▶ Work to do:
Do not include the pictures; repeat the rest of the data exactly.

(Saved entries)
╔══

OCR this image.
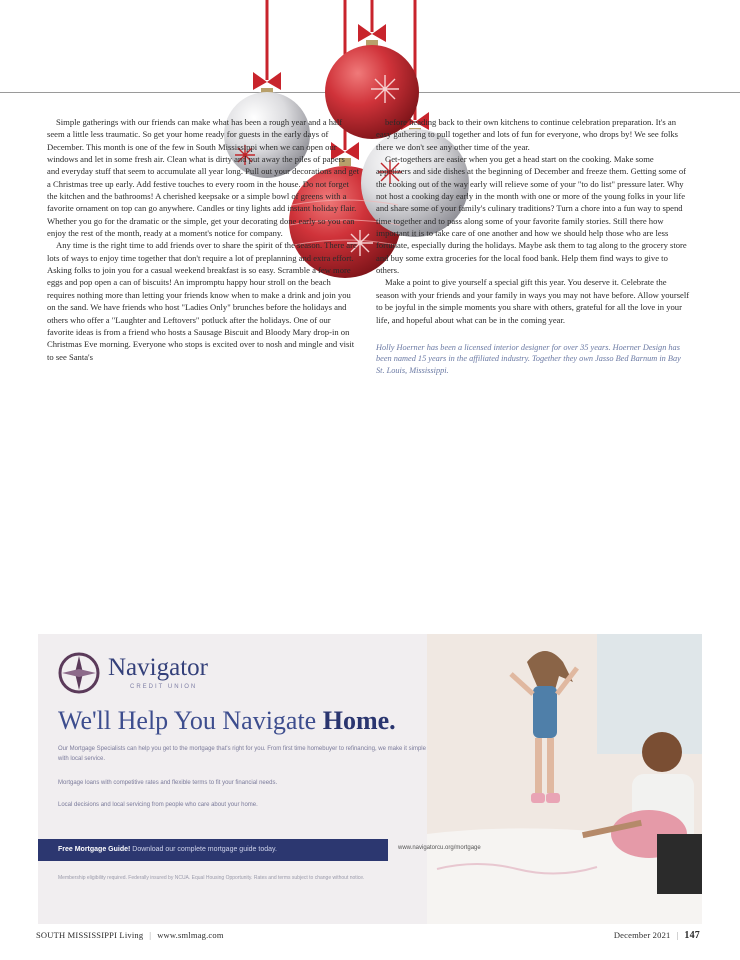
Simple gatherings with our friends can make what has been a rough year and a half seem a little less traumatic. So get your home ready for guests in the early days of December. This month is one of the few in South Mississippi when we can open our windows and let in some fresh air. Clean what is dirty and put away the piles of papers and everyday stuff that seem to accumulate all year long. Pull out your decorations and get a Christmas tree up early. Add festive touches to every room in the house. Do not forget the kitchen and the bathrooms! A cherished keepsake or a simple bowl of greens with a favorite ornament on top can go anywhere. Candles or tiny lights add instant holiday flair. Whether you go for the dramatic or the simple, get your decorating done early so you can enjoy the rest of the month, ready at a moment's notice for company.

Any time is the right time to add friends over to share the spirit of the season. There are lots of ways to enjoy time together that don't require a lot of preplanning and extra effort. Asking folks to join you for a casual weekend breakfast is so easy. Scramble a few more eggs and pop open a can of biscuits! An impromptu happy hour stroll on the beach requires nothing more than letting your friends know when to make a drink and join you on the sand. We have friends who host "Ladies Only" brunches before the holidays and others who offer a "Laughter and Leftovers" potluck after the holidays. One of our favorite ideas is from a friend who hosts a Sausage Biscuit and Bloody Mary drop-in on Christmas Eve morning. Everyone who stops is excited over to nosh and mingle and visit to see Santa's

before heading back to their own kitchens to continue celebration preparation. It's an easy gathering to pull together and lots of fun for everyone, who drops by! We see folks there we don't see any other time of the year.

Get-togethers are easier when you get a head start on the cooking. Make some appetizers and side dishes at the beginning of December and freeze them. Getting some of the cooking out of the way early will relieve some of your "to do list" pressure later. Why not host a cooking day early in the month with one or more of the young folks in your life and share some of your family's culinary traditions? Turn a chore into a fun way to spend time together and to pass along some of your favorite family stories. Still there how important it is to take care of one another and how we should help those who are less fortunate, especially during the holidays. Maybe ask them to tag along to the grocery store and buy some extra groceries for the local food bank. Help them find ways to give to others.

Make a point to give yourself a special gift this year. You deserve it. Celebrate the season with your friends and your family in ways you may not have before. Allow yourself to be joyful in the simple moments you share with others, grateful for all the love in your life, and hopeful about what can be in the coming year.

Holly Hoerner has been a licensed interior designer for over 35 years. Hoerner Design has been named 15 years in the affiliated industry. Together they own Jasso Bed Barnum in Bay St. Louis, Mississippi.

Navigator
CREDIT UNION
We'll Help You Navigate Home.
Our Mortgage Specialists can help you get to the mortgage that's right for you. From first time homebuyer to refinancing, we make it simple with local service.
Mortgage loans with competitive rates and flexible terms to fit your financial needs.
Local decisions and local servicing from people who care about your home.
Free Mortgage Guide! Download our complete mortgage guide today.	www.navigatorcu.org/mortgage
Membership eligibility required. Federally insured by NCUA. Equal Housing Opportunity. Rates and terms subject to change without notice.
SOUTH MISSISSIPPI Living | www.smlmag.com	December 2021 | 147
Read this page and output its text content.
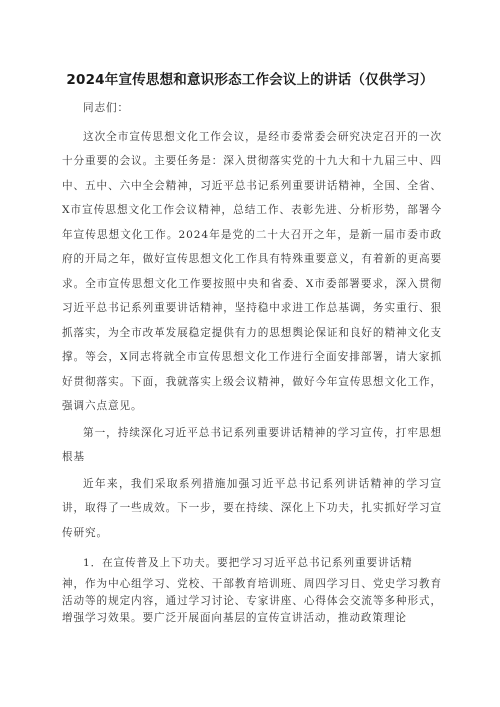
2024年宣传思想和意识形态工作会议上的讲话（仅供学习）

同志们：

这次全市宣传思想文化工作会议，是经市委常委会研究决定召开的一次十分重要的会议。主要任务是：深入贯彻落实党的十九大和十九届三中、四中、五中、六中全会精神，习近平总书记系列重要讲话精神，全国、全省、X市宣传思想文化工作会议精神，总结工作、表彰先进、分析形势，部署今年宣传思想文化工作。2024年是党的二十大召开之年，是新一届市委市政府的开局之年，做好宣传思想文化工作具有特殊重要意义，有着新的更高要求。全市宣传思想文化工作要按照中央和省委、X市委部署要求，深入贯彻习近平总书记系列重要讲话精神，坚持稳中求进工作总基调，务实重行、狠抓落实，为全市改革发展稳定提供有力的思想舆论保证和良好的精神文化支撑。等会，X同志将就全市宣传思想文化工作进行全面安排部署，请大家抓好贯彻落实。下面，我就落实上级会议精神，做好今年宣传思想文化工作，强调六点意见。

第一，持续深化习近平总书记系列重要讲话精神的学习宣传，打牢思想根基

近年来，我们采取系列措施加强习近平总书记系列讲话精神的学习宣讲，取得了一些成效。下一步，要在持续、深化上下功夫，扎实抓好学习宣传研究。

1．在宣传普及上下功夫。要把学习习近平总书记系列重要讲话精
神，作为中心组学习、党校、干部教育培训班、周四学习日、党史学习教育活动等的规定内容，通过学习讨论、专家讲座、心得体会交流等多种形式，增强学习效果。要广泛开展面向基层的宣传宣讲活动，推动政策理论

╚══

▶ Expected output:
OCR this image.
Simple gatherings with our friends can make what has been a rough year and a half seem a little less traumatic. So get your home ready for guests in the early days of December. This month is one of the few in South Mississippi when we can open our windows and let in some fresh air. Clean what is dirty and put away the piles of papers and everyday stuff that seem to accumulate all year long. Pull out your decorations and get a Christmas tree up early. Add festive touches to every room in the house. Do not forget the kitchen and the bathrooms! A cherished keepsake or a simple bowl of greens with a favorite ornament on top can go anywhere. Candles or tiny lights add instant holiday flair. Whether you go for the dramatic or the simple, get your decorating done early so you can enjoy the rest of the month, ready at a moment's notice for company.

Any time is the right time to add friends over to share the spirit of the season. There are lots of ways to enjoy time together that don't require a lot of preplanning and extra effort. Asking folks to join you for a casual weekend breakfast is so easy. Scramble a few more eggs and pop open a can of biscuits! An impromptu happy hour stroll on the beach requires nothing more than letting your friends know when to make a drink and join you on the sand. We have friends who host "Ladies Only" brunches before the holidays and others who offer a "Laughter and Leftovers" potluck after the holidays. One of our favorite ideas is from a friend who hosts a Sausage Biscuit and Bloody Mary drop-in on Christmas Eve morning. Everyone who stops is excited over to nosh and mingle and visit to see Santa's

before heading back to their own kitchens to continue celebration preparation. It's an easy gathering to pull together and lots of fun for everyone, who drops by! We see folks there we don't see any other time of the year.

Get-togethers are easier when you get a head start on the cooking. Make some appetizers and side dishes at the beginning of December and freeze them. Getting some of the cooking out of the way early will relieve some of your "to do list" pressure later. Why not host a cooking day early in the month with one or more of the young folks in your life and share some of your family's culinary traditions? Turn a chore into a fun way to spend time together and to pass along some of your favorite family stories. Still there how important it is to take care of one another and how we should help those who are less fortunate, especially during the holidays. Maybe ask them to tag along to the grocery store and buy some extra groceries for the local food bank. Help them find ways to give to others.

Make a point to give yourself a special gift this year. You deserve it. Celebrate the season with your friends and your family in ways you may not have before. Allow yourself to be joyful in the simple moments you share with others, grateful for all the love in your life, and hopeful about what can be in the coming year.

Holly Hoerner has been a licensed interior designer for over 35 years. Hoerner Design has been named 15 years in the affiliated industry. Together they own Jasso Bed Barnum in Bay St. Louis, Mississippi.

Navigator
CREDIT UNION
We'll Help You Navigate Home.
Our Mortgage Specialists can help you get to the mortgage that's right for you. From first time homebuyer to refinancing, we make it simple with local service.
Mortgage loans with competitive rates and flexible terms to fit your financial needs.
Local decisions and local servicing from people who care about your home.
Free Mortgage Guide! Download our complete mortgage guide today.	www.navigatorcu.org/mortgage
Membership eligibility required. Federally insured by NCUA. Equal Housing Opportunity. Rates and terms subject to change without notice.
SOUTH MISSISSIPPI Living | www.smlmag.com	December 2021 | 147
Read this page and output its text content.
2024年宣传思想和意识形态工作会议上的讲话（仅供学习）

同志们：

这次全市宣传思想文化工作会议，是经市委常委会研究决定召开的一次十分重要的会议。主要任务是：深入贯彻落实党的十九大和十九届三中、四中、五中、六中全会精神，习近平总书记系列重要讲话精神，全国、全省、X市宣传思想文化工作会议精神，总结工作、表彰先进、分析形势，部署今年宣传思想文化工作。2024年是党的二十大召开之年，是新一届市委市政府的开局之年，做好宣传思想文化工作具有特殊重要意义，有着新的更高要求。全市宣传思想文化工作要按照中央和省委、X市委部署要求，深入贯彻习近平总书记系列重要讲话精神，坚持稳中求进工作总基调，务实重行、狠抓落实，为全市改革发展稳定提供有力的思想舆论保证和良好的精神文化支撑。等会，X同志将就全市宣传思想文化工作进行全面安排部署，请大家抓好贯彻落实。下面，我就落实上级会议精神，做好今年宣传思想文化工作，强调六点意见。

第一，持续深化习近平总书记系列重要讲话精神的学习宣传，打牢思想根基

近年来，我们采取系列措施加强习近平总书记系列讲话精神的学习宣讲，取得了一些成效。下一步，要在持续、深化上下功夫，扎实抓好学习宣传研究。

1．在宣传普及上下功夫。要把学习习近平总书记系列重要讲话精
神，作为中心组学习、党校、干部教育培训班、周四学习日、党史学习教育活动等的规定内容，通过学习讨论、专家讲座、心得体会交流等多种形式，增强学习效果。要广泛开展面向基层的宣传宣讲活动，推动政策理论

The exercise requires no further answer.